_Instructions for the task_: Leave out the pictures and repeat the rest of the material exactly.
┌─ Materials provided
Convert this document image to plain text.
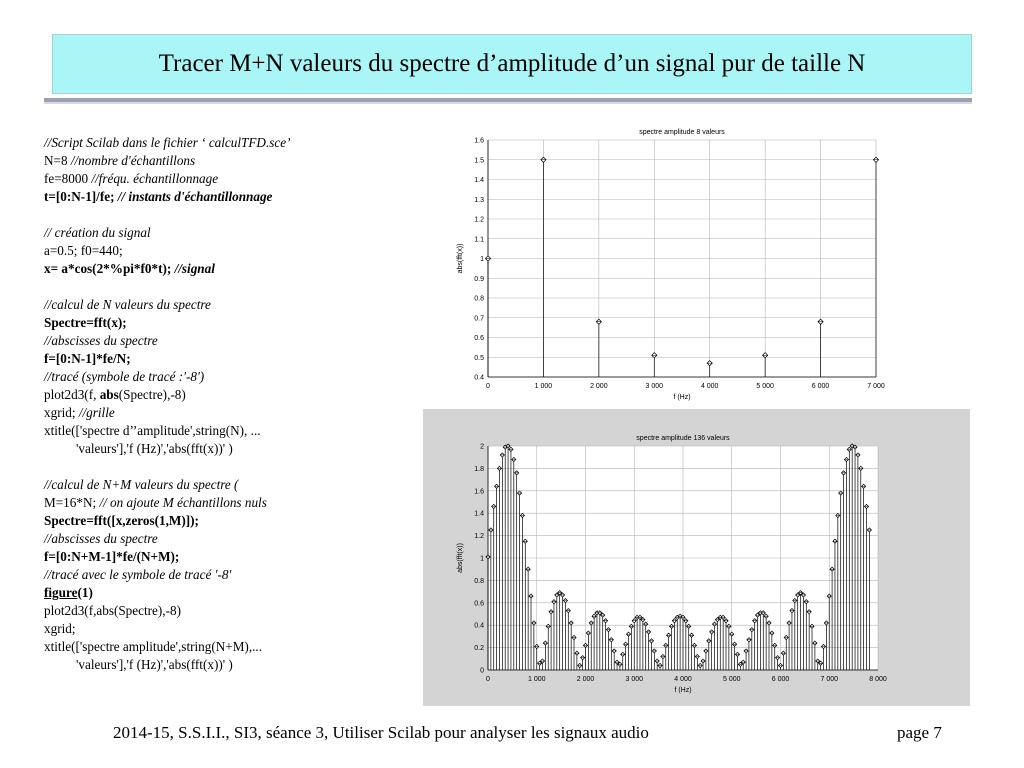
Tracer M+N valeurs du spectre d’amplitude d’un signal pur de taille N
//Script Scilab dans le fichier ‘ calculTFD.sce’
N=8 //nombre d'échantillons
fe=8000 //fréqu. échantillonnage
t=[0:N-1]/fe; // instants d'échantillonnage
// création du signal
a=0.5; f0=440;
x= a*cos(2*%pi*f0*t); //signal
//calcul de N valeurs du spectre
Spectre=fft(x);
//abscisses du spectre
f=[0:N-1]*fe/N;
//tracé (symbole de tracé :'-8')
plot2d3(f, abs(Spectre),-8)
xgrid; //grille
xtitle(['spectre d’’amplitude',string(N), ...
'valeurs'],'f (Hz)','abs(fft(x))' )
//calcul de N+M valeurs du spectre (
M=16*N; // on ajoute M échantillons nuls
Spectre=fft([x,zeros(1,M)]);
//abscisses du spectre
f=[0:N+M-1]*fe/(N+M);
//tracé avec le symbole de tracé '-8'
figure(1)
plot2d3(f,abs(Spectre),-8)
xgrid;
xtitle(['spectre amplitude',string(N+M),...
'valeurs'],'f (Hz)','abs(fft(x))' )
0	1 000	2 000	3 000	4 000	5 000	6 000	7 000
0.4
0.5
0.6
0.7
0.8
0.9
1
1.1
1.2
1.3
1.4
1.5
1.6
spectre amplitude 8 valeurs
f (Hz)
abs(fft(x))
0	1 000	2 000	3 000	4 000	5 000	6 000	7 000	8 000
0
0.2
0.4
0.6
0.8
1
1.2
1.4
1.6
1.8
2
spectre amplitude 136 valeurs
f (Hz)
abs(fft(x))
2014-15, S.S.I.I., SI3, séance 3, Utiliser Scilab pour analyser les signaux audio	page 7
└─
_Written answer_:
Convert this document image to plain text.
Tracer M+N valeurs du spectre d’amplitude d’un signal pur de taille N
//Script Scilab dans le fichier ‘ calculTFD.sce’
N=8 //nombre d'échantillons
fe=8000 //fréqu. échantillonnage
t=[0:N-1]/fe; // instants d'échantillonnage
// création du signal
a=0.5; f0=440;
x= a*cos(2*%pi*f0*t); //signal
//calcul de N valeurs du spectre
Spectre=fft(x);
//abscisses du spectre
f=[0:N-1]*fe/N;
//tracé (symbole de tracé :'-8')
plot2d3(f, abs(Spectre),-8)
xgrid; //grille
xtitle(['spectre d’’amplitude',string(N), ...
'valeurs'],'f (Hz)','abs(fft(x))' )
//calcul de N+M valeurs du spectre (
M=16*N; // on ajoute M échantillons nuls
Spectre=fft([x,zeros(1,M)]);
//abscisses du spectre
f=[0:N+M-1]*fe/(N+M);
//tracé avec le symbole de tracé '-8'
figure(1)
plot2d3(f,abs(Spectre),-8)
xgrid;
xtitle(['spectre amplitude',string(N+M),...
'valeurs'],'f (Hz)','abs(fft(x))' )
0	1 000	2 000	3 000	4 000	5 000	6 000	7 000
0.4
0.5
0.6
0.7
0.8
0.9
1
1.1
1.2
1.3
1.4
1.5
1.6
spectre amplitude 8 valeurs
f (Hz)
abs(fft(x))
0	1 000	2 000	3 000	4 000	5 000	6 000	7 000	8 000
0
0.2
0.4
0.6
0.8
1
1.2
1.4
1.6
1.8
2
spectre amplitude 136 valeurs
f (Hz)
abs(fft(x))
2014-15, S.S.I.I., SI3, séance 3, Utiliser Scilab pour analyser les signaux audio	page 7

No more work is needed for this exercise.